Task objective:
Set down the records once more, please, exactly and with the pictures left out.

begin

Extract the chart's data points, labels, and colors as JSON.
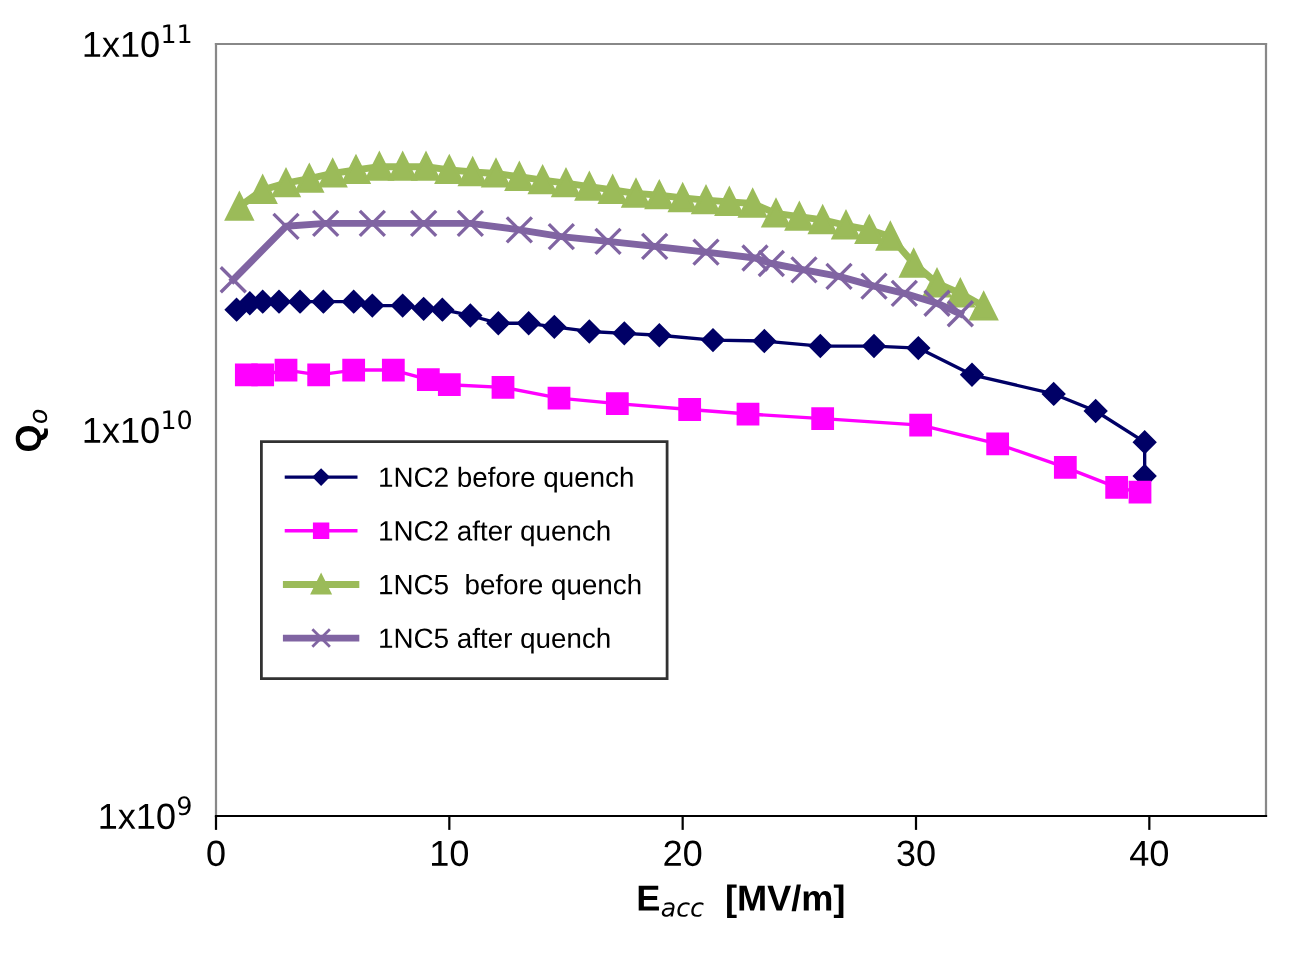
{
  "chart_data": {
    "type": "line",
    "xlabel": "E$_{acc}$  [MV/m]",
    "ylabel": "Q$_{o}$",
    "log": "y",
    "xlim": [
      0,
      45
    ],
    "xticks": [
      0,
      10,
      20,
      30,
      40
    ],
    "ylim": [
      1000000000.0,
      100000000000.0
    ],
    "yticks": [
      {
        "value": 1000000000.0,
        "label": "1x10$^{9}$"
      },
      {
        "value": 10000000000.0,
        "label": "1x10$^{10}$"
      },
      {
        "value": 100000000000.0,
        "label": "1x10$^{11}$"
      }
    ],
    "grid": false,
    "legend": "bottom left",
    "line_style": "solid",
    "series": [
      {
        "name": "1NC2 before quench",
        "color": "#000066",
        "marker": "diamond",
        "x": [
          0.88,
          1.45,
          2.0,
          2.7,
          3.6,
          4.6,
          5.9,
          6.7,
          8.0,
          8.9,
          9.7,
          10.9,
          12.1,
          13.4,
          14.5,
          16.0,
          17.5,
          19.0,
          21.3,
          23.5,
          25.9,
          28.2,
          30.1,
          32.4,
          35.9,
          37.7,
          39.8,
          39.8
        ],
        "values": [
          20500000000.0,
          21300000000.0,
          21500000000.0,
          21500000000.0,
          21500000000.0,
          21500000000.0,
          21500000000.0,
          21000000000.0,
          21000000000.0,
          20600000000.0,
          20500000000.0,
          19800000000.0,
          18900000000.0,
          18900000000.0,
          18500000000.0,
          18000000000.0,
          17800000000.0,
          17600000000.0,
          17100000000.0,
          17000000000.0,
          16500000000.0,
          16500000000.0,
          16300000000.0,
          13900000000.0,
          12400000000.0,
          11200000000.0,
          9300000000.0,
          7600000000.0
        ]
      },
      {
        "name": "1NC2 after quench",
        "color": "#ff00ff",
        "marker": "square",
        "x": [
          1.3,
          2.0,
          3.0,
          4.4,
          5.9,
          7.6,
          9.1,
          10.0,
          12.3,
          14.7,
          17.2,
          20.3,
          22.8,
          26.0,
          30.2,
          33.5,
          36.4,
          38.6,
          39.6
        ],
        "values": [
          13900000000.0,
          13900000000.0,
          14300000000.0,
          13900000000.0,
          14300000000.0,
          14300000000.0,
          13500000000.0,
          13100000000.0,
          12900000000.0,
          12100000000.0,
          11700000000.0,
          11300000000.0,
          11000000000.0,
          10700000000.0,
          10300000000.0,
          9200000000.0,
          8000000000.0,
          7100000000.0,
          6900000000.0
        ]
      },
      {
        "name": "1NC5  before quench",
        "color": "#9bbb59",
        "marker": "triangle",
        "x": [
          1.0,
          2.0,
          3.0,
          4.0,
          5.0,
          6.0,
          7.0,
          8.0,
          9.0,
          10.0,
          11.0,
          12.0,
          13.0,
          14.0,
          15.0,
          16.0,
          17.0,
          18.0,
          19.0,
          20.0,
          21.0,
          22.0,
          23.0,
          24.0,
          25.0,
          26.0,
          27.0,
          28.0,
          28.9,
          29.9,
          30.9,
          31.9,
          32.9
        ],
        "values": [
          37900000000.0,
          41900000000.0,
          43600000000.0,
          44800000000.0,
          46200000000.0,
          47200000000.0,
          48100000000.0,
          48100000000.0,
          48100000000.0,
          47200000000.0,
          46600000000.0,
          46200000000.0,
          45300000000.0,
          44400000000.0,
          43600000000.0,
          42700000000.0,
          41900000000.0,
          41000000000.0,
          40600000000.0,
          39900000000.0,
          39400000000.0,
          39000000000.0,
          38600000000.0,
          36400000000.0,
          35700000000.0,
          35000000000.0,
          33900000000.0,
          33000000000.0,
          31700000000.0,
          27000000000.0,
          24000000000.0,
          22600000000.0,
          20900000000.0
        ]
      },
      {
        "name": "1NC5 after quench",
        "color": "#8064a2",
        "marker": "cross",
        "x": [
          0.74,
          3.0,
          4.7,
          6.7,
          8.9,
          10.9,
          13.0,
          14.8,
          16.8,
          18.8,
          21.0,
          23.1,
          23.8,
          25.2,
          26.7,
          28.2,
          29.5,
          30.9,
          31.9
        ],
        "values": [
          24500000000.0,
          33700000000.0,
          34300000000.0,
          34300000000.0,
          34300000000.0,
          34300000000.0,
          33000000000.0,
          31700000000.0,
          30800000000.0,
          29900000000.0,
          28900000000.0,
          27900000000.0,
          27000000000.0,
          26000000000.0,
          25000000000.0,
          23600000000.0,
          22600000000.0,
          21300000000.0,
          20000000000.0
        ]
      }
    ]
  }
}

end

Task solution:
Extract the chart's data points, labels, and colors as JSON.
{
  "chart_data": {
    "type": "line",
    "xlabel": "E$_{acc}$  [MV/m]",
    "ylabel": "Q$_{o}$",
    "log": "y",
    "xlim": [
      0,
      45
    ],
    "xticks": [
      0,
      10,
      20,
      30,
      40
    ],
    "ylim": [
      1000000000.0,
      100000000000.0
    ],
    "yticks": [
      {
        "value": 1000000000.0,
        "label": "1x10$^{9}$"
      },
      {
        "value": 10000000000.0,
        "label": "1x10$^{10}$"
      },
      {
        "value": 100000000000.0,
        "label": "1x10$^{11}$"
      }
    ],
    "grid": false,
    "legend": "bottom left",
    "line_style": "solid",
    "series": [
      {
        "name": "1NC2 before quench",
        "color": "#000066",
        "marker": "diamond",
        "x": [
          0.88,
          1.45,
          2.0,
          2.7,
          3.6,
          4.6,
          5.9,
          6.7,
          8.0,
          8.9,
          9.7,
          10.9,
          12.1,
          13.4,
          14.5,
          16.0,
          17.5,
          19.0,
          21.3,
          23.5,
          25.9,
          28.2,
          30.1,
          32.4,
          35.9,
          37.7,
          39.8,
          39.8
        ],
        "values": [
          20500000000.0,
          21300000000.0,
          21500000000.0,
          21500000000.0,
          21500000000.0,
          21500000000.0,
          21500000000.0,
          21000000000.0,
          21000000000.0,
          20600000000.0,
          20500000000.0,
          19800000000.0,
          18900000000.0,
          18900000000.0,
          18500000000.0,
          18000000000.0,
          17800000000.0,
          17600000000.0,
          17100000000.0,
          17000000000.0,
          16500000000.0,
          16500000000.0,
          16300000000.0,
          13900000000.0,
          12400000000.0,
          11200000000.0,
          9300000000.0,
          7600000000.0
        ]
      },
      {
        "name": "1NC2 after quench",
        "color": "#ff00ff",
        "marker": "square",
        "x": [
          1.3,
          2.0,
          3.0,
          4.4,
          5.9,
          7.6,
          9.1,
          10.0,
          12.3,
          14.7,
          17.2,
          20.3,
          22.8,
          26.0,
          30.2,
          33.5,
          36.4,
          38.6,
          39.6
        ],
        "values": [
          13900000000.0,
          13900000000.0,
          14300000000.0,
          13900000000.0,
          14300000000.0,
          14300000000.0,
          13500000000.0,
          13100000000.0,
          12900000000.0,
          12100000000.0,
          11700000000.0,
          11300000000.0,
          11000000000.0,
          10700000000.0,
          10300000000.0,
          9200000000.0,
          8000000000.0,
          7100000000.0,
          6900000000.0
        ]
      },
      {
        "name": "1NC5  before quench",
        "color": "#9bbb59",
        "marker": "triangle",
        "x": [
          1.0,
          2.0,
          3.0,
          4.0,
          5.0,
          6.0,
          7.0,
          8.0,
          9.0,
          10.0,
          11.0,
          12.0,
          13.0,
          14.0,
          15.0,
          16.0,
          17.0,
          18.0,
          19.0,
          20.0,
          21.0,
          22.0,
          23.0,
          24.0,
          25.0,
          26.0,
          27.0,
          28.0,
          28.9,
          29.9,
          30.9,
          31.9,
          32.9
        ],
        "values": [
          37900000000.0,
          41900000000.0,
          43600000000.0,
          44800000000.0,
          46200000000.0,
          47200000000.0,
          48100000000.0,
          48100000000.0,
          48100000000.0,
          47200000000.0,
          46600000000.0,
          46200000000.0,
          45300000000.0,
          44400000000.0,
          43600000000.0,
          42700000000.0,
          41900000000.0,
          41000000000.0,
          40600000000.0,
          39900000000.0,
          39400000000.0,
          39000000000.0,
          38600000000.0,
          36400000000.0,
          35700000000.0,
          35000000000.0,
          33900000000.0,
          33000000000.0,
          31700000000.0,
          27000000000.0,
          24000000000.0,
          22600000000.0,
          20900000000.0
        ]
      },
      {
        "name": "1NC5 after quench",
        "color": "#8064a2",
        "marker": "cross",
        "x": [
          0.74,
          3.0,
          4.7,
          6.7,
          8.9,
          10.9,
          13.0,
          14.8,
          16.8,
          18.8,
          21.0,
          23.1,
          23.8,
          25.2,
          26.7,
          28.2,
          29.5,
          30.9,
          31.9
        ],
        "values": [
          24500000000.0,
          33700000000.0,
          34300000000.0,
          34300000000.0,
          34300000000.0,
          34300000000.0,
          33000000000.0,
          31700000000.0,
          30800000000.0,
          29900000000.0,
          28900000000.0,
          27900000000.0,
          27000000000.0,
          26000000000.0,
          25000000000.0,
          23600000000.0,
          22600000000.0,
          21300000000.0,
          20000000000.0
        ]
      }
    ]
  }
}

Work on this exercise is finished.